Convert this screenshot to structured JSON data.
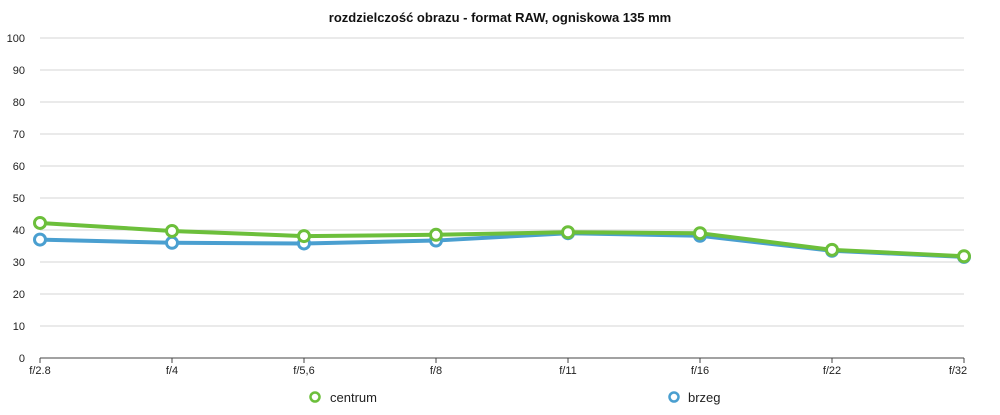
{
  "chart_data": {
    "type": "line",
    "title": "rozdzielczość obrazu - format RAW, ogniskowa 135 mm",
    "xlabel": "",
    "ylabel": "",
    "categories": [
      "f/2.8",
      "f/4",
      "f/5,6",
      "f/8",
      "f/11",
      "f/16",
      "f/22",
      "f/32"
    ],
    "ylim": [
      0,
      100
    ],
    "yticks": [
      0,
      10,
      20,
      30,
      40,
      50,
      60,
      70,
      80,
      90,
      100
    ],
    "grid": true,
    "legend": "bottom",
    "series": [
      {
        "name": "brzeg",
        "color": "#4a9fd0",
        "values": [
          37.0,
          36.0,
          35.8,
          36.7,
          39.0,
          38.2,
          33.5,
          31.6
        ]
      },
      {
        "name": "centrum",
        "color": "#6cbf3b",
        "values": [
          42.2,
          39.7,
          38.1,
          38.5,
          39.3,
          39.0,
          33.8,
          31.8
        ]
      }
    ],
    "legend_order": [
      "centrum",
      "brzeg"
    ]
  }
}
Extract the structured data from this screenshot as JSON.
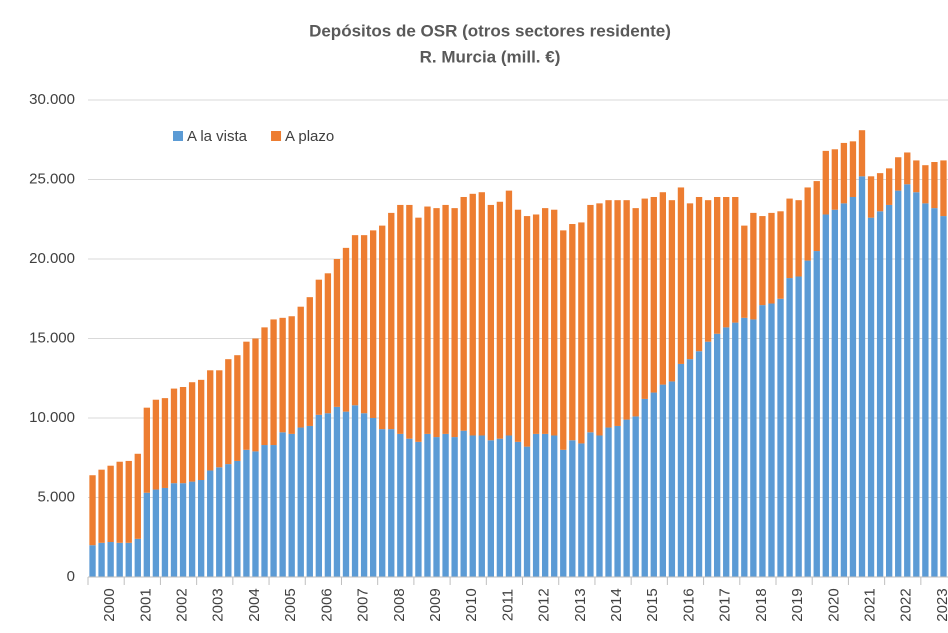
{
  "chart_data": {
    "type": "stacked_bar",
    "title": "Depósitos de OSR (otros sectores residente)",
    "subtitle": "R. Murcia (mill. €)",
    "categories": [
      "2000",
      null,
      null,
      null,
      "2001",
      null,
      null,
      null,
      "2002",
      null,
      null,
      null,
      "2003",
      null,
      null,
      null,
      "2004",
      null,
      null,
      null,
      "2005",
      null,
      null,
      null,
      "2006",
      null,
      null,
      null,
      "2007",
      null,
      null,
      null,
      "2008",
      null,
      null,
      null,
      "2009",
      null,
      null,
      null,
      "2010",
      null,
      null,
      null,
      "2011",
      null,
      null,
      null,
      "2012",
      null,
      null,
      null,
      "2013",
      null,
      null,
      null,
      "2014",
      null,
      null,
      null,
      "2015",
      null,
      null,
      null,
      "2016",
      null,
      null,
      null,
      "2017",
      null,
      null,
      null,
      "2018",
      null,
      null,
      null,
      "2019",
      null,
      null,
      null,
      "2020",
      null,
      null,
      null,
      "2021",
      null,
      null,
      null,
      "2022",
      null,
      null,
      null,
      "2023",
      null,
      null
    ],
    "series": [
      {
        "name": "A la vista",
        "color": "#5b9bd5",
        "values": [
          2000,
          2150,
          2200,
          2150,
          2150,
          2400,
          5300,
          5500,
          5600,
          5900,
          5900,
          6000,
          6100,
          6700,
          6900,
          7100,
          7300,
          8000,
          7900,
          8300,
          8300,
          9100,
          9000,
          9400,
          9500,
          10200,
          10300,
          10700,
          10400,
          10800,
          10300,
          10000,
          9300,
          9300,
          9000,
          8700,
          8500,
          9000,
          8800,
          9000,
          8800,
          9200,
          8900,
          8900,
          8600,
          8700,
          8900,
          8500,
          8200,
          9000,
          9000,
          8900,
          8000,
          8600,
          8400,
          9100,
          8900,
          9400,
          9500,
          9900,
          10100,
          11200,
          11600,
          12100,
          12300,
          13400,
          13700,
          14200,
          14800,
          15300,
          15700,
          16000,
          16300,
          16200,
          17100,
          17200,
          17500,
          18800,
          18900,
          19900,
          20500,
          22800,
          23100,
          23500,
          23900,
          25200,
          22600,
          23000,
          23400,
          24300,
          24700,
          24200,
          23500,
          23200,
          22700
        ]
      },
      {
        "name": "A plazo",
        "color": "#ed7d31",
        "values": [
          4400,
          4600,
          4800,
          5100,
          5150,
          5350,
          5350,
          5650,
          5650,
          5950,
          6050,
          6250,
          6300,
          6300,
          6100,
          6600,
          6650,
          6800,
          7100,
          7400,
          7900,
          7200,
          7400,
          7600,
          8100,
          8500,
          8800,
          9300,
          10300,
          10700,
          11200,
          11800,
          12800,
          13600,
          14400,
          14700,
          14100,
          14300,
          14400,
          14400,
          14400,
          14700,
          15200,
          15300,
          14800,
          14900,
          15400,
          14600,
          14500,
          13800,
          14200,
          14200,
          13800,
          13600,
          13900,
          14300,
          14600,
          14300,
          14200,
          13800,
          13100,
          12600,
          12300,
          12100,
          11400,
          11100,
          9800,
          9700,
          8900,
          8600,
          8200,
          7900,
          5800,
          6700,
          5600,
          5700,
          5500,
          5000,
          4800,
          4600,
          4400,
          4000,
          3800,
          3800,
          3500,
          2900,
          2600,
          2400,
          2300,
          2100,
          2000,
          2000,
          2400,
          2900,
          3500
        ]
      }
    ],
    "ylim": [
      0,
      30000
    ],
    "yticks": [
      0,
      {
        "value": 5000,
        "label": "5.000"
      },
      {
        "value": 10000,
        "label": "10.000"
      },
      {
        "value": 15000,
        "label": "15.000"
      },
      {
        "value": 20000,
        "label": "20.000"
      },
      {
        "value": 25000,
        "label": "25.000"
      },
      {
        "value": 30000,
        "label": "30.000"
      }
    ],
    "grid": true,
    "legend": "top-left"
  }
}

_ _ _ _ _ _ _

WHAT TO DO:
Write out the listing word for word, omitting the pictures it holds.

THE RESULT:
Convert this screenshot to structured JSON data.
{
  "chart_data": {
    "type": "line",
    "title": "rozdzielczość obrazu - format RAW, ogniskowa 135 mm",
    "xlabel": "",
    "ylabel": "",
    "categories": [
      "f/2.8",
      "f/4",
      "f/5,6",
      "f/8",
      "f/11",
      "f/16",
      "f/22",
      "f/32"
    ],
    "ylim": [
      0,
      100
    ],
    "yticks": [
      0,
      10,
      20,
      30,
      40,
      50,
      60,
      70,
      80,
      90,
      100
    ],
    "grid": true,
    "legend": "bottom",
    "series": [
      {
        "name": "brzeg",
        "color": "#4a9fd0",
        "values": [
          37.0,
          36.0,
          35.8,
          36.7,
          39.0,
          38.2,
          33.5,
          31.6
        ]
      },
      {
        "name": "centrum",
        "color": "#6cbf3b",
        "values": [
          42.2,
          39.7,
          38.1,
          38.5,
          39.3,
          39.0,
          33.8,
          31.8
        ]
      }
    ],
    "legend_order": [
      "centrum",
      "brzeg"
    ]
  }
}
Extract the structured data from this screenshot as JSON.
{
  "chart_data": {
    "type": "stacked_bar",
    "title": "Depósitos de OSR (otros sectores residente)",
    "subtitle": "R. Murcia (mill. €)",
    "categories": [
      "2000",
      null,
      null,
      null,
      "2001",
      null,
      null,
      null,
      "2002",
      null,
      null,
      null,
      "2003",
      null,
      null,
      null,
      "2004",
      null,
      null,
      null,
      "2005",
      null,
      null,
      null,
      "2006",
      null,
      null,
      null,
      "2007",
      null,
      null,
      null,
      "2008",
      null,
      null,
      null,
      "2009",
      null,
      null,
      null,
      "2010",
      null,
      null,
      null,
      "2011",
      null,
      null,
      null,
      "2012",
      null,
      null,
      null,
      "2013",
      null,
      null,
      null,
      "2014",
      null,
      null,
      null,
      "2015",
      null,
      null,
      null,
      "2016",
      null,
      null,
      null,
      "2017",
      null,
      null,
      null,
      "2018",
      null,
      null,
      null,
      "2019",
      null,
      null,
      null,
      "2020",
      null,
      null,
      null,
      "2021",
      null,
      null,
      null,
      "2022",
      null,
      null,
      null,
      "2023",
      null,
      null
    ],
    "series": [
      {
        "name": "A la vista",
        "color": "#5b9bd5",
        "values": [
          2000,
          2150,
          2200,
          2150,
          2150,
          2400,
          5300,
          5500,
          5600,
          5900,
          5900,
          6000,
          6100,
          6700,
          6900,
          7100,
          7300,
          8000,
          7900,
          8300,
          8300,
          9100,
          9000,
          9400,
          9500,
          10200,
          10300,
          10700,
          10400,
          10800,
          10300,
          10000,
          9300,
          9300,
          9000,
          8700,
          8500,
          9000,
          8800,
          9000,
          8800,
          9200,
          8900,
          8900,
          8600,
          8700,
          8900,
          8500,
          8200,
          9000,
          9000,
          8900,
          8000,
          8600,
          8400,
          9100,
          8900,
          9400,
          9500,
          9900,
          10100,
          11200,
          11600,
          12100,
          12300,
          13400,
          13700,
          14200,
          14800,
          15300,
          15700,
          16000,
          16300,
          16200,
          17100,
          17200,
          17500,
          18800,
          18900,
          19900,
          20500,
          22800,
          23100,
          23500,
          23900,
          25200,
          22600,
          23000,
          23400,
          24300,
          24700,
          24200,
          23500,
          23200,
          22700
        ]
      },
      {
        "name": "A plazo",
        "color": "#ed7d31",
        "values": [
          4400,
          4600,
          4800,
          5100,
          5150,
          5350,
          5350,
          5650,
          5650,
          5950,
          6050,
          6250,
          6300,
          6300,
          6100,
          6600,
          6650,
          6800,
          7100,
          7400,
          7900,
          7200,
          7400,
          7600,
          8100,
          8500,
          8800,
          9300,
          10300,
          10700,
          11200,
          11800,
          12800,
          13600,
          14400,
          14700,
          14100,
          14300,
          14400,
          14400,
          14400,
          14700,
          15200,
          15300,
          14800,
          14900,
          15400,
          14600,
          14500,
          13800,
          14200,
          14200,
          13800,
          13600,
          13900,
          14300,
          14600,
          14300,
          14200,
          13800,
          13100,
          12600,
          12300,
          12100,
          11400,
          11100,
          9800,
          9700,
          8900,
          8600,
          8200,
          7900,
          5800,
          6700,
          5600,
          5700,
          5500,
          5000,
          4800,
          4600,
          4400,
          4000,
          3800,
          3800,
          3500,
          2900,
          2600,
          2400,
          2300,
          2100,
          2000,
          2000,
          2400,
          2900,
          3500
        ]
      }
    ],
    "ylim": [
      0,
      30000
    ],
    "yticks": [
      0,
      {
        "value": 5000,
        "label": "5.000"
      },
      {
        "value": 10000,
        "label": "10.000"
      },
      {
        "value": 15000,
        "label": "15.000"
      },
      {
        "value": 20000,
        "label": "20.000"
      },
      {
        "value": 25000,
        "label": "25.000"
      },
      {
        "value": 30000,
        "label": "30.000"
      }
    ],
    "grid": true,
    "legend": "top-left"
  }
}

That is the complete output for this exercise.